Collected data entries:
▽

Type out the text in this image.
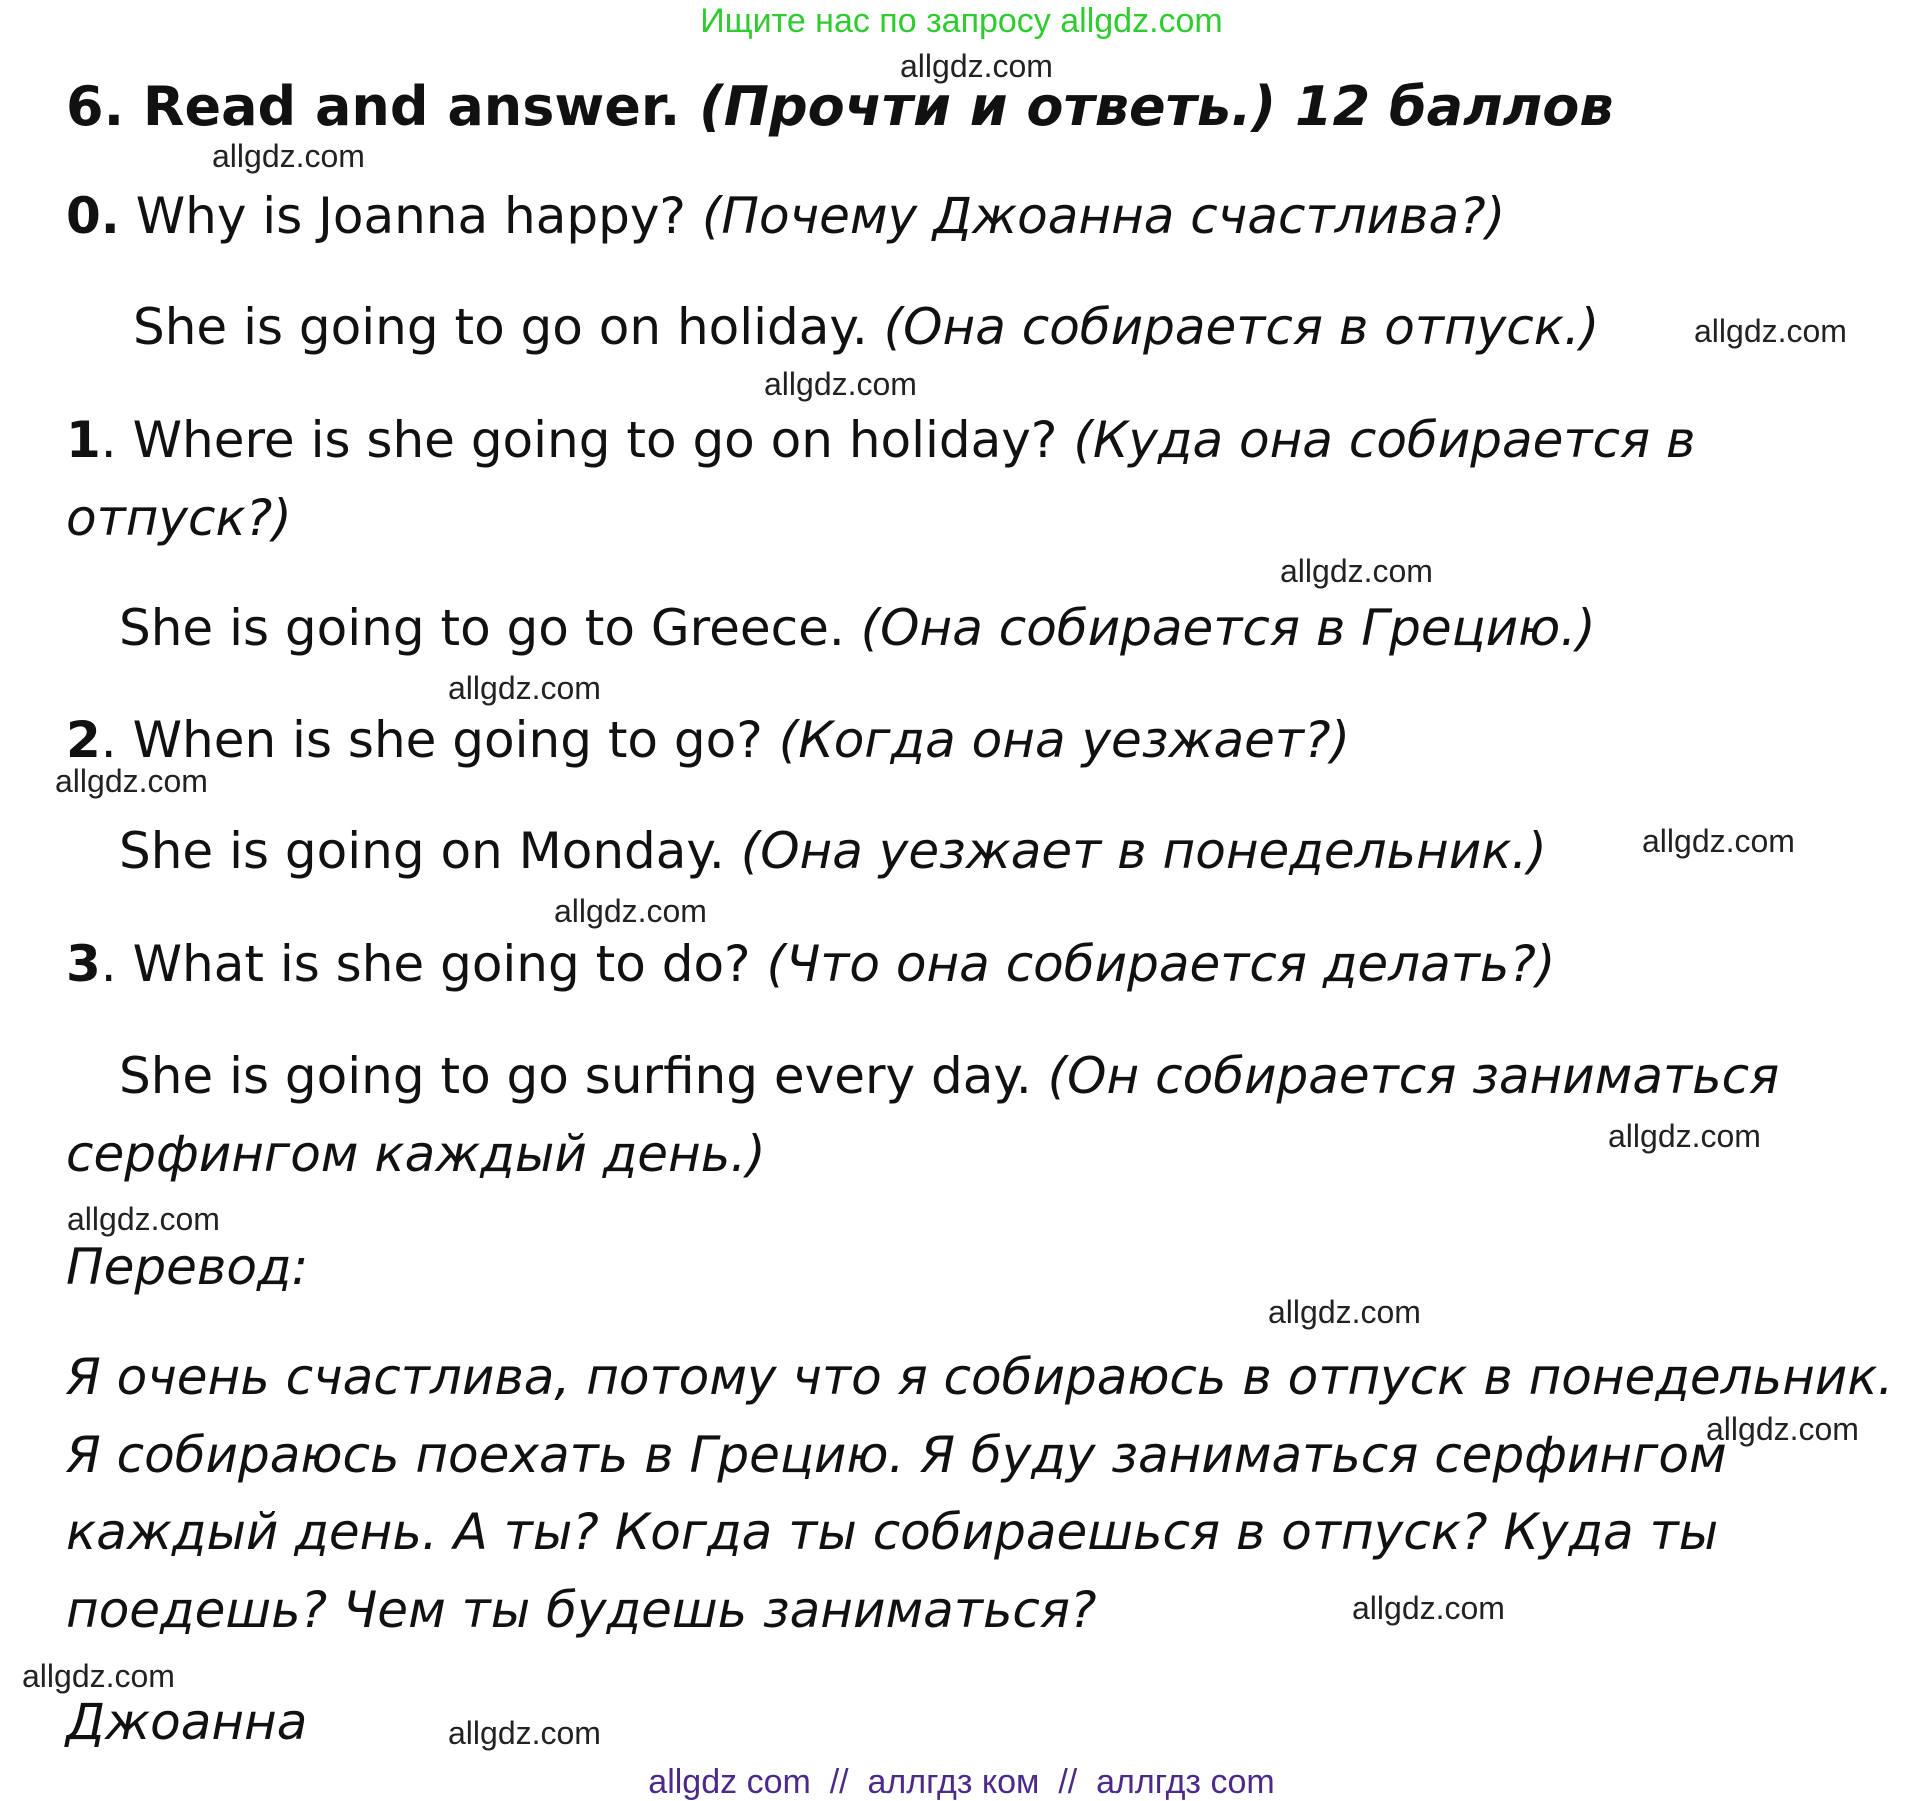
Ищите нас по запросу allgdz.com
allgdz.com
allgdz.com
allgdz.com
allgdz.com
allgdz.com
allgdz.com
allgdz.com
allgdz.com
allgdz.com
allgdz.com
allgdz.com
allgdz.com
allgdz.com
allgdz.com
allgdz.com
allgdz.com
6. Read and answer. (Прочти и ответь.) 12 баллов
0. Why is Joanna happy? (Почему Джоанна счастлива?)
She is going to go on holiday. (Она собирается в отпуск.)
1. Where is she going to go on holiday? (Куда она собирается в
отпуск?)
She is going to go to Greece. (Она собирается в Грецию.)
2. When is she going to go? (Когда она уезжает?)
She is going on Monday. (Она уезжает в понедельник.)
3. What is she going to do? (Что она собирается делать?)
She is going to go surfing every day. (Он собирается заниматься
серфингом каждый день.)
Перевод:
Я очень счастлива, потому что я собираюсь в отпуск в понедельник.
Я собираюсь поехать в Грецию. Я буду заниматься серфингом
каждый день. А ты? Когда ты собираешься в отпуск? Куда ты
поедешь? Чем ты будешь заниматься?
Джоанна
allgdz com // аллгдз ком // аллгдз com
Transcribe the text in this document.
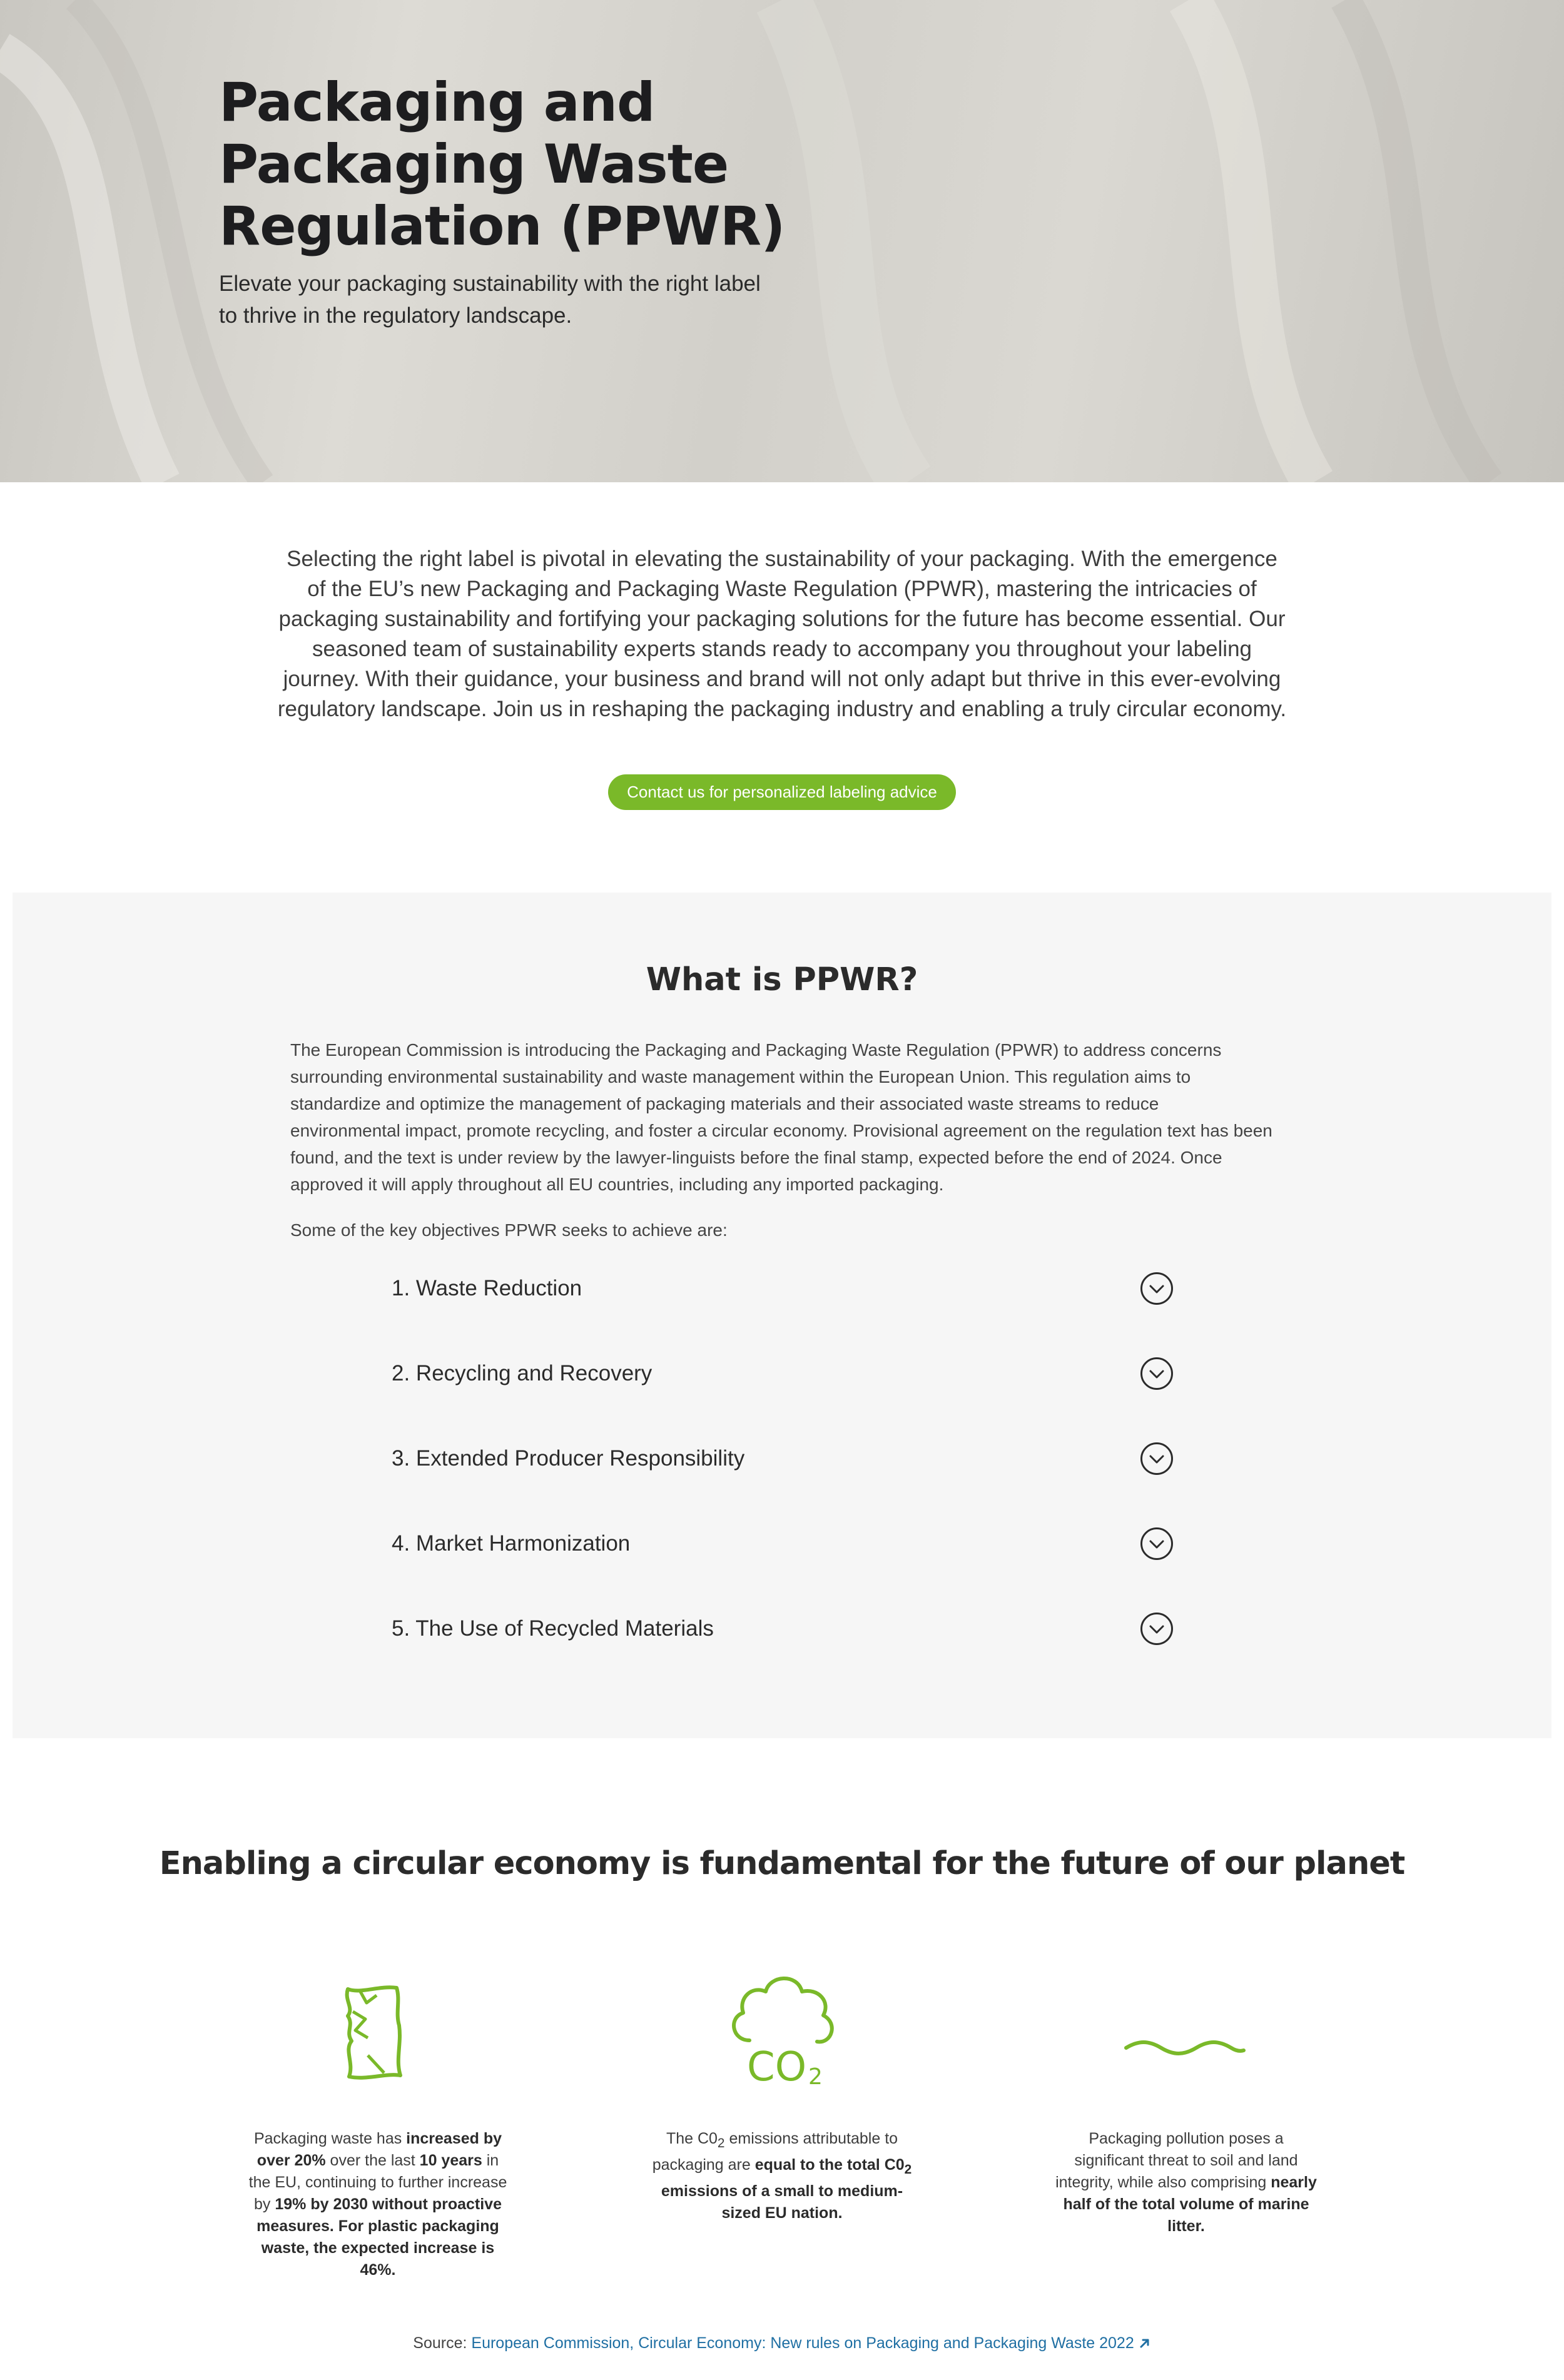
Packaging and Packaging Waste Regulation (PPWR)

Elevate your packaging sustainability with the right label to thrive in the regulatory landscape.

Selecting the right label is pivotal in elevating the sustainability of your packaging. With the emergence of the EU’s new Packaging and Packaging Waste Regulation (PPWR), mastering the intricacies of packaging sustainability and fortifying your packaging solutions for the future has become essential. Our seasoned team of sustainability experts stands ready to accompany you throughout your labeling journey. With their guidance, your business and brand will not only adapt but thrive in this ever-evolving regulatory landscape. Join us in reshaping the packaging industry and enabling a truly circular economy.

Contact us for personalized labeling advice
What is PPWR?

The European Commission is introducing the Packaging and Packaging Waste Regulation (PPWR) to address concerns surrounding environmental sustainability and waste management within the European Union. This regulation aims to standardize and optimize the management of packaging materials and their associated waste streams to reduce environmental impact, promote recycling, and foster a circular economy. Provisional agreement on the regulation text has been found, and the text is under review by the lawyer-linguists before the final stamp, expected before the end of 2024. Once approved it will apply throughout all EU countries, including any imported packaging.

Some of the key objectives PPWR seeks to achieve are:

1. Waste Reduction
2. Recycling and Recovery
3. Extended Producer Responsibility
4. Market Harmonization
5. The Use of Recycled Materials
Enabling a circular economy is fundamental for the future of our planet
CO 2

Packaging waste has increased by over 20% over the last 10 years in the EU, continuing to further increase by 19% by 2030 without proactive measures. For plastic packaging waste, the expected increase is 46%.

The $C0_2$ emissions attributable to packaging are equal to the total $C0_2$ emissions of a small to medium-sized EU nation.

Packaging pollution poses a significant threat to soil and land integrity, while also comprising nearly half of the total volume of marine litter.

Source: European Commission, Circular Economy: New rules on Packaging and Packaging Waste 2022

△

— TASK INSTRUCTIONS —
Transcribe the material exactly, keeping every word and none of the pictures.

— REPLY —
Type out the text in this image.
Ищите нас по запросу allgdz.com
allgdz.com
allgdz.com
allgdz.com
allgdz.com
allgdz.com
allgdz.com
allgdz.com
allgdz.com
allgdz.com
allgdz.com
allgdz.com
allgdz.com
allgdz.com
allgdz.com
allgdz.com
allgdz.com
6. Read and answer. (Прочти и ответь.) 12 баллов
0. Why is Joanna happy? (Почему Джоанна счастлива?)
She is going to go on holiday. (Она собирается в отпуск.)
1. Where is she going to go on holiday? (Куда она собирается в
отпуск?)
She is going to go to Greece. (Она собирается в Грецию.)
2. When is she going to go? (Когда она уезжает?)
She is going on Monday. (Она уезжает в понедельник.)
3. What is she going to do? (Что она собирается делать?)
She is going to go surfing every day. (Он собирается заниматься
серфингом каждый день.)
Перевод:
Я очень счастлива, потому что я собираюсь в отпуск в понедельник.
Я собираюсь поехать в Грецию. Я буду заниматься серфингом
каждый день. А ты? Когда ты собираешься в отпуск? Куда ты
поедешь? Чем ты будешь заниматься?
Джоанна
allgdz com // аллгдз ком // аллгдз com
Transcribe the text in this document.
Packaging and Packaging Waste Regulation (PPWR)

Elevate your packaging sustainability with the right label to thrive in the regulatory landscape.

Selecting the right label is pivotal in elevating the sustainability of your packaging. With the emergence of the EU’s new Packaging and Packaging Waste Regulation (PPWR), mastering the intricacies of packaging sustainability and fortifying your packaging solutions for the future has become essential. Our seasoned team of sustainability experts stands ready to accompany you throughout your labeling journey. With their guidance, your business and brand will not only adapt but thrive in this ever-evolving regulatory landscape. Join us in reshaping the packaging industry and enabling a truly circular economy.

Contact us for personalized labeling advice
What is PPWR?

The European Commission is introducing the Packaging and Packaging Waste Regulation (PPWR) to address concerns surrounding environmental sustainability and waste management within the European Union. This regulation aims to standardize and optimize the management of packaging materials and their associated waste streams to reduce environmental impact, promote recycling, and foster a circular economy. Provisional agreement on the regulation text has been found, and the text is under review by the lawyer-linguists before the final stamp, expected before the end of 2024. Once approved it will apply throughout all EU countries, including any imported packaging.

Some of the key objectives PPWR seeks to achieve are:

1. Waste Reduction
2. Recycling and Recovery
3. Extended Producer Responsibility
4. Market Harmonization
5. The Use of Recycled Materials
Enabling a circular economy is fundamental for the future of our planet
CO 2

Packaging waste has increased by over 20% over the last 10 years in the EU, continuing to further increase by 19% by 2030 without proactive measures. For plastic packaging waste, the expected increase is 46%.

The $C0_2$ emissions attributable to packaging are equal to the total $C0_2$ emissions of a small to medium-sized EU nation.

Packaging pollution poses a significant threat to soil and land integrity, while also comprising nearly half of the total volume of marine litter.

Source: European Commission, Circular Economy: New rules on Packaging and Packaging Waste 2022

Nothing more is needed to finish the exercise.